→ GIVEN ENTRIES
——————

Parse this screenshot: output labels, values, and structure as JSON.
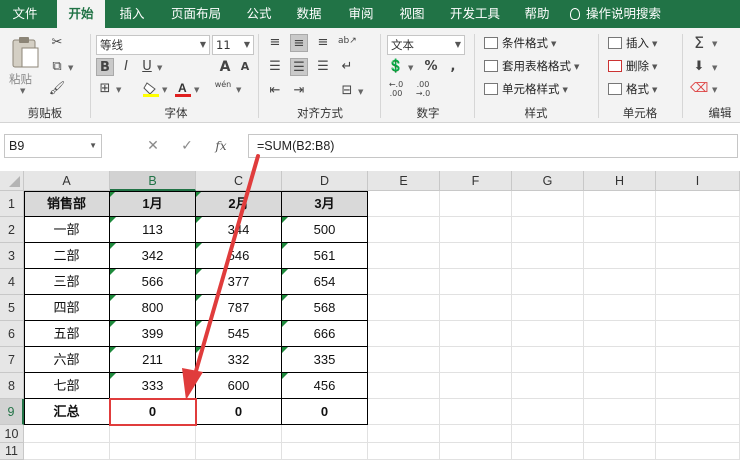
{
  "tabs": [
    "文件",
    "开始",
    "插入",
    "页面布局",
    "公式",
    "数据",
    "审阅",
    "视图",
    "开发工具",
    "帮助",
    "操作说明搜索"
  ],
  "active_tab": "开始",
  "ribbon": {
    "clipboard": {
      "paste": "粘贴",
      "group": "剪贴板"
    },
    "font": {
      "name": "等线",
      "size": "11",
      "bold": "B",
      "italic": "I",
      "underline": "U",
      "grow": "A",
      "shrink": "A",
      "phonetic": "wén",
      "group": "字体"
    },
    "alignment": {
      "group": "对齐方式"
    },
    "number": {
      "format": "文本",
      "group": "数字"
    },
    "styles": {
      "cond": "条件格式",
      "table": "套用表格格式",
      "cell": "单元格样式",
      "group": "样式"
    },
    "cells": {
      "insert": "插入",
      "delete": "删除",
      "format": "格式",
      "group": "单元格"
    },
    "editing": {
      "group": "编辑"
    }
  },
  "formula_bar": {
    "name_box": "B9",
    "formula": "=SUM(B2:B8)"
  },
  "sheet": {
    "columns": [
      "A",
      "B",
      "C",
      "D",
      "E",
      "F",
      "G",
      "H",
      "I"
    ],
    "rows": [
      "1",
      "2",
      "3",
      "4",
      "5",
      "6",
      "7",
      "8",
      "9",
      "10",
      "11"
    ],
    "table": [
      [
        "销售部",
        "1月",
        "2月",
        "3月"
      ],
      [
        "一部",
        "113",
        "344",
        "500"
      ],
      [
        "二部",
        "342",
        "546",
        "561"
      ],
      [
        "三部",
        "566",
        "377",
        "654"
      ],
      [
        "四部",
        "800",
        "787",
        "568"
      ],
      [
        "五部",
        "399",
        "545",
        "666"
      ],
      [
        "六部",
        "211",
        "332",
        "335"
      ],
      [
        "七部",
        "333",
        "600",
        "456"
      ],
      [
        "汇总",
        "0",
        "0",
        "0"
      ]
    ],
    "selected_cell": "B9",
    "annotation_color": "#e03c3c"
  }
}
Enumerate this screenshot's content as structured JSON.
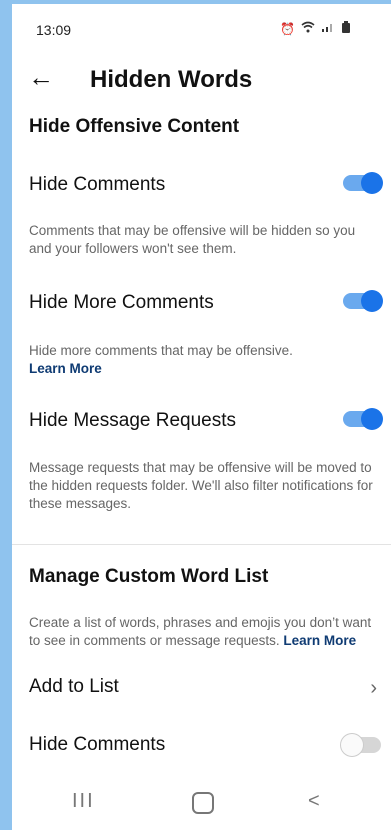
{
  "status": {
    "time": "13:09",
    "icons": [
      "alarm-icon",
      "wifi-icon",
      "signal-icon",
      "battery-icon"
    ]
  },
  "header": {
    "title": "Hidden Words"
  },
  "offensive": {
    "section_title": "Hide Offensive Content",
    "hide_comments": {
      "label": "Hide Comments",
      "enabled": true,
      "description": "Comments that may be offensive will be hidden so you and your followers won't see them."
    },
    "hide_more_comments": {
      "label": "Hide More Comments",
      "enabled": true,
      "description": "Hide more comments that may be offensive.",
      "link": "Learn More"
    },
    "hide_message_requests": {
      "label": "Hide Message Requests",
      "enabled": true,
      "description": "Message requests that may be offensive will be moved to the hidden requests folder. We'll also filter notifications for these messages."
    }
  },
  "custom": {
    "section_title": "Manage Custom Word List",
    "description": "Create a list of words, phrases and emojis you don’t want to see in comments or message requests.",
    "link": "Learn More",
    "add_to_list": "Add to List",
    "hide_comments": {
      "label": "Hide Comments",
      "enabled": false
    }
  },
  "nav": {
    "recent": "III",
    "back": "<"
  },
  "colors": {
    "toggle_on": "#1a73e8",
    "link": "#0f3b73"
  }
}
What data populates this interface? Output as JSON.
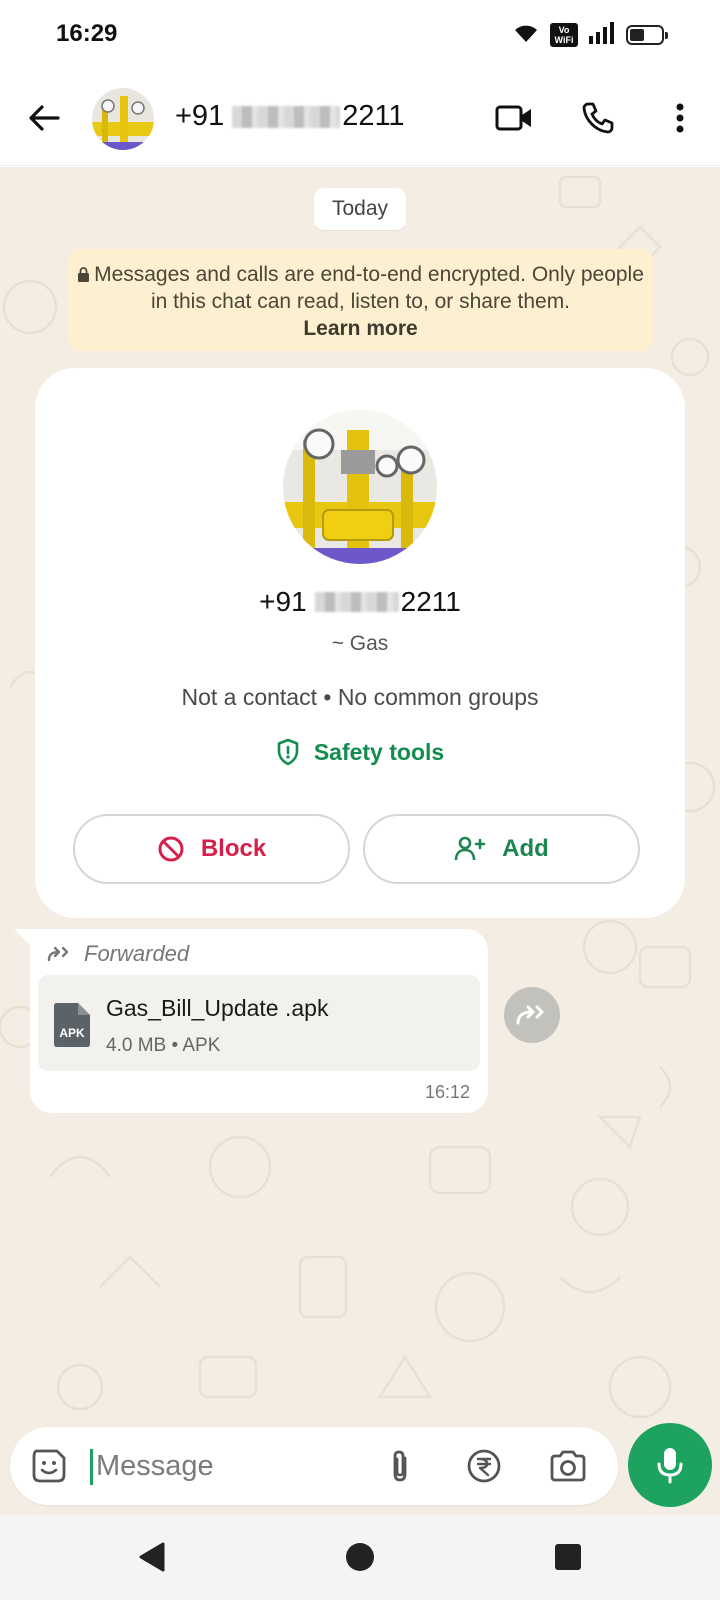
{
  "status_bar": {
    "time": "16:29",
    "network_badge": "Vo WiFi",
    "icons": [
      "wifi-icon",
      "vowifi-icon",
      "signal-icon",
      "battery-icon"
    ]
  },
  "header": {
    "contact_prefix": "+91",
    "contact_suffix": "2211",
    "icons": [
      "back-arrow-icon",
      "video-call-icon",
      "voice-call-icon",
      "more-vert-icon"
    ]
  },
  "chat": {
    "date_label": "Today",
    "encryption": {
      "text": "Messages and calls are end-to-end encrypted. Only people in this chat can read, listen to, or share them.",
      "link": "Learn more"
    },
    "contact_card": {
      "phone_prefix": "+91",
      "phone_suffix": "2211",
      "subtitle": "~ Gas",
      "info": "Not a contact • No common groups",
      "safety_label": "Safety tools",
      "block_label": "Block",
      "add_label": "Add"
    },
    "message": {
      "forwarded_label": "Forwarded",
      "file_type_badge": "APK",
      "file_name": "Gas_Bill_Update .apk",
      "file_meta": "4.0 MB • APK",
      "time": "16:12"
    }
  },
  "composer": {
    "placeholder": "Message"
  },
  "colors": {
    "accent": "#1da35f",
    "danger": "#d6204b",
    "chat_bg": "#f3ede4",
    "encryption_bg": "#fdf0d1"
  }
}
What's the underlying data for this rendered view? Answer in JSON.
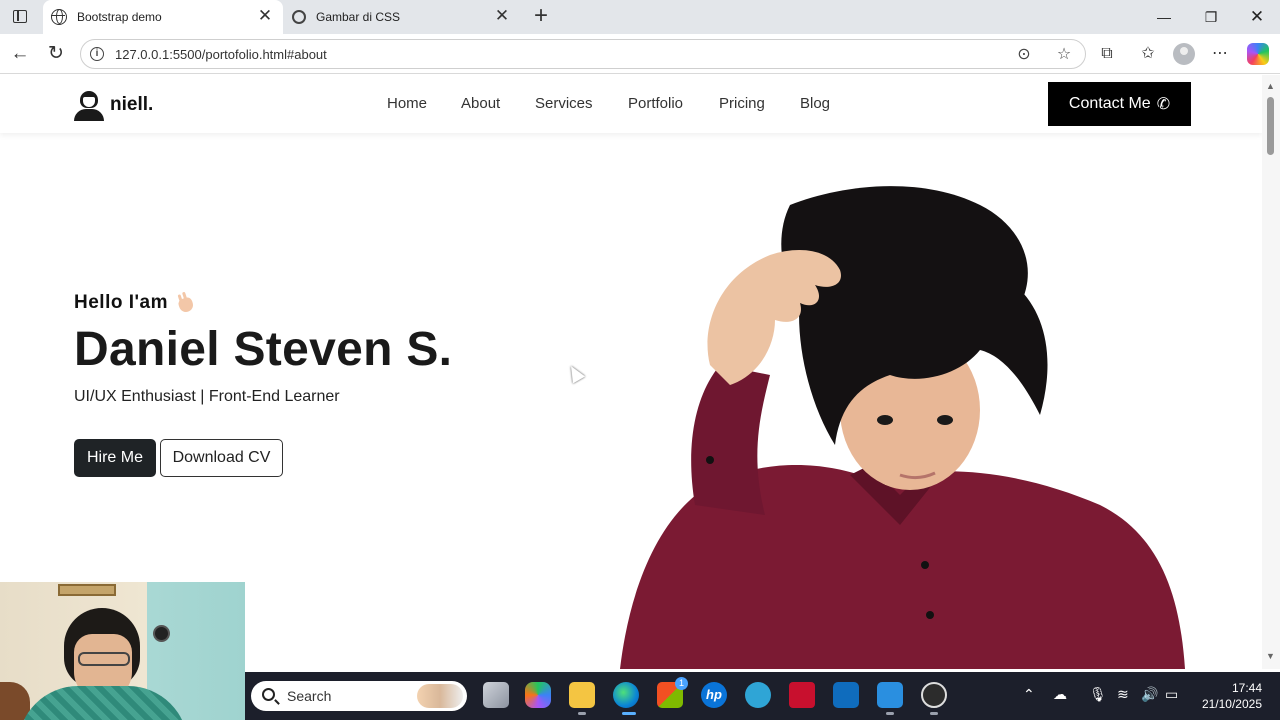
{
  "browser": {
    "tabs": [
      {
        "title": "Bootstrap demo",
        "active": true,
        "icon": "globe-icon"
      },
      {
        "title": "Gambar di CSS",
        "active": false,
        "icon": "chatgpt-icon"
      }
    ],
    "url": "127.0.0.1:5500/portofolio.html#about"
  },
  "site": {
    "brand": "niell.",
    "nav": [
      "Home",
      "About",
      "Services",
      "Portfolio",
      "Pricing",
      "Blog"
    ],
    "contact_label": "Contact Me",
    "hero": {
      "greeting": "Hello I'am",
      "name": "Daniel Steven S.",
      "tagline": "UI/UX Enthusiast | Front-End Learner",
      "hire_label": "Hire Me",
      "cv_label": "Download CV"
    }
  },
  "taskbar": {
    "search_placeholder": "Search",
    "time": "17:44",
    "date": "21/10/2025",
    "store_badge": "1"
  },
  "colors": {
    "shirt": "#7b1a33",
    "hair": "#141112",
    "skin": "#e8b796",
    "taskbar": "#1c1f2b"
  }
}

——————

→ EXERCISE GOAL
Copy every record above exactly as written, but leave out the pictures.

→ EXPECTED ANSWER
Parse this screenshot: output labels, values, and structure as JSON.
{
  "tabs": [
    "文件",
    "开始",
    "插入",
    "页面布局",
    "公式",
    "数据",
    "审阅",
    "视图",
    "开发工具",
    "帮助",
    "操作说明搜索"
  ],
  "active_tab": "开始",
  "ribbon": {
    "clipboard": {
      "paste": "粘贴",
      "group": "剪贴板"
    },
    "font": {
      "name": "等线",
      "size": "11",
      "bold": "B",
      "italic": "I",
      "underline": "U",
      "grow": "A",
      "shrink": "A",
      "phonetic": "wén",
      "group": "字体"
    },
    "alignment": {
      "group": "对齐方式"
    },
    "number": {
      "format": "文本",
      "group": "数字"
    },
    "styles": {
      "cond": "条件格式",
      "table": "套用表格格式",
      "cell": "单元格样式",
      "group": "样式"
    },
    "cells": {
      "insert": "插入",
      "delete": "删除",
      "format": "格式",
      "group": "单元格"
    },
    "editing": {
      "group": "编辑"
    }
  },
  "formula_bar": {
    "name_box": "B9",
    "formula": "=SUM(B2:B8)"
  },
  "sheet": {
    "columns": [
      "A",
      "B",
      "C",
      "D",
      "E",
      "F",
      "G",
      "H",
      "I"
    ],
    "rows": [
      "1",
      "2",
      "3",
      "4",
      "5",
      "6",
      "7",
      "8",
      "9",
      "10",
      "11"
    ],
    "table": [
      [
        "销售部",
        "1月",
        "2月",
        "3月"
      ],
      [
        "一部",
        "113",
        "344",
        "500"
      ],
      [
        "二部",
        "342",
        "546",
        "561"
      ],
      [
        "三部",
        "566",
        "377",
        "654"
      ],
      [
        "四部",
        "800",
        "787",
        "568"
      ],
      [
        "五部",
        "399",
        "545",
        "666"
      ],
      [
        "六部",
        "211",
        "332",
        "335"
      ],
      [
        "七部",
        "333",
        "600",
        "456"
      ],
      [
        "汇总",
        "0",
        "0",
        "0"
      ]
    ],
    "selected_cell": "B9",
    "annotation_color": "#e03c3c"
  }
}
Enumerate this screenshot's content as structured JSON.
{
  "status": {
    "time": "13:09",
    "icons": [
      "alarm-icon",
      "wifi-icon",
      "signal-icon",
      "battery-icon"
    ]
  },
  "header": {
    "title": "Hidden Words"
  },
  "offensive": {
    "section_title": "Hide Offensive Content",
    "hide_comments": {
      "label": "Hide Comments",
      "enabled": true,
      "description": "Comments that may be offensive will be hidden so you and your followers won't see them."
    },
    "hide_more_comments": {
      "label": "Hide More Comments",
      "enabled": true,
      "description": "Hide more comments that may be offensive.",
      "link": "Learn More"
    },
    "hide_message_requests": {
      "label": "Hide Message Requests",
      "enabled": true,
      "description": "Message requests that may be offensive will be moved to the hidden requests folder. We'll also filter notifications for these messages."
    }
  },
  "custom": {
    "section_title": "Manage Custom Word List",
    "description": "Create a list of words, phrases and emojis you don’t want to see in comments or message requests.",
    "link": "Learn More",
    "add_to_list": "Add to List",
    "hide_comments": {
      "label": "Hide Comments",
      "enabled": false
    }
  },
  "nav": {
    "recent": "III",
    "back": "<"
  },
  "colors": {
    "toggle_on": "#1a73e8",
    "link": "#0f3b73"
  }
}
What data populates this interface? Output as JSON.
{
  "status_bar": {
    "time": "16:29",
    "network_badge": "Vo WiFi",
    "icons": [
      "wifi-icon",
      "vowifi-icon",
      "signal-icon",
      "battery-icon"
    ]
  },
  "header": {
    "contact_prefix": "+91",
    "contact_suffix": "2211",
    "icons": [
      "back-arrow-icon",
      "video-call-icon",
      "voice-call-icon",
      "more-vert-icon"
    ]
  },
  "chat": {
    "date_label": "Today",
    "encryption": {
      "text": "Messages and calls are end-to-end encrypted. Only people in this chat can read, listen to, or share them.",
      "link": "Learn more"
    },
    "contact_card": {
      "phone_prefix": "+91",
      "phone_suffix": "2211",
      "subtitle": "~ Gas",
      "info": "Not a contact • No common groups",
      "safety_label": "Safety tools",
      "block_label": "Block",
      "add_label": "Add"
    },
    "message": {
      "forwarded_label": "Forwarded",
      "file_type_badge": "APK",
      "file_name": "Gas_Bill_Update .apk",
      "file_meta": "4.0 MB • APK",
      "time": "16:12"
    }
  },
  "composer": {
    "placeholder": "Message"
  },
  "colors": {
    "accent": "#1da35f",
    "danger": "#d6204b",
    "chat_bg": "#f3ede4",
    "encryption_bg": "#fdf0d1"
  }
}
What's the underlying data for this rendered view? Answer in JSON.
{
  "browser": {
    "tabs": [
      {
        "title": "Bootstrap demo",
        "active": true,
        "icon": "globe-icon"
      },
      {
        "title": "Gambar di CSS",
        "active": false,
        "icon": "chatgpt-icon"
      }
    ],
    "url": "127.0.0.1:5500/portofolio.html#about"
  },
  "site": {
    "brand": "niell.",
    "nav": [
      "Home",
      "About",
      "Services",
      "Portfolio",
      "Pricing",
      "Blog"
    ],
    "contact_label": "Contact Me",
    "hero": {
      "greeting": "Hello I'am",
      "name": "Daniel Steven S.",
      "tagline": "UI/UX Enthusiast | Front-End Learner",
      "hire_label": "Hire Me",
      "cv_label": "Download CV"
    }
  },
  "taskbar": {
    "search_placeholder": "Search",
    "time": "17:44",
    "date": "21/10/2025",
    "store_badge": "1"
  },
  "colors": {
    "shirt": "#7b1a33",
    "hair": "#141112",
    "skin": "#e8b796",
    "taskbar": "#1c1f2b"
  }
}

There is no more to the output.